THE PROBLEM: Give the data again exactly as written, skipping any pictures.

— Start of SUPPLIED DATA —

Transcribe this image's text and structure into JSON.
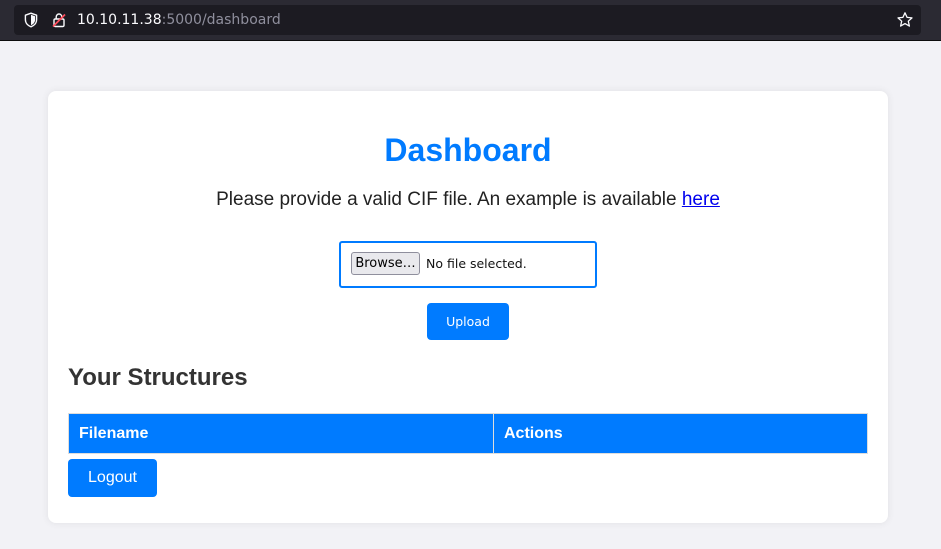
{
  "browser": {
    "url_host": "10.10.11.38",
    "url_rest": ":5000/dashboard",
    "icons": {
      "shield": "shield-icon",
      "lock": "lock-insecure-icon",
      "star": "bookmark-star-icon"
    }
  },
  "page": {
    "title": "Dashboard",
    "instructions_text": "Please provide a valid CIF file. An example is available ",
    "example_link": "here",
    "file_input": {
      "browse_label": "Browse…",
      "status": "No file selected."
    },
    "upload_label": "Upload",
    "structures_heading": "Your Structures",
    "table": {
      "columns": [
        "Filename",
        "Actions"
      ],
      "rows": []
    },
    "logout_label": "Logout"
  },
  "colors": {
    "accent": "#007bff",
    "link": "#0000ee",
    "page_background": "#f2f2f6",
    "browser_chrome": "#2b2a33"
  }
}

— End of SUPPLIED DATA —

RESPONSE TO THE EXERCISE:
Transcribe this image's text and structure into JSON.
{
  "browser": {
    "url_host": "10.10.11.38",
    "url_rest": ":5000/dashboard",
    "icons": {
      "shield": "shield-icon",
      "lock": "lock-insecure-icon",
      "star": "bookmark-star-icon"
    }
  },
  "page": {
    "title": "Dashboard",
    "instructions_text": "Please provide a valid CIF file. An example is available ",
    "example_link": "here",
    "file_input": {
      "browse_label": "Browse…",
      "status": "No file selected."
    },
    "upload_label": "Upload",
    "structures_heading": "Your Structures",
    "table": {
      "columns": [
        "Filename",
        "Actions"
      ],
      "rows": []
    },
    "logout_label": "Logout"
  },
  "colors": {
    "accent": "#007bff",
    "link": "#0000ee",
    "page_background": "#f2f2f6",
    "browser_chrome": "#2b2a33"
  }
}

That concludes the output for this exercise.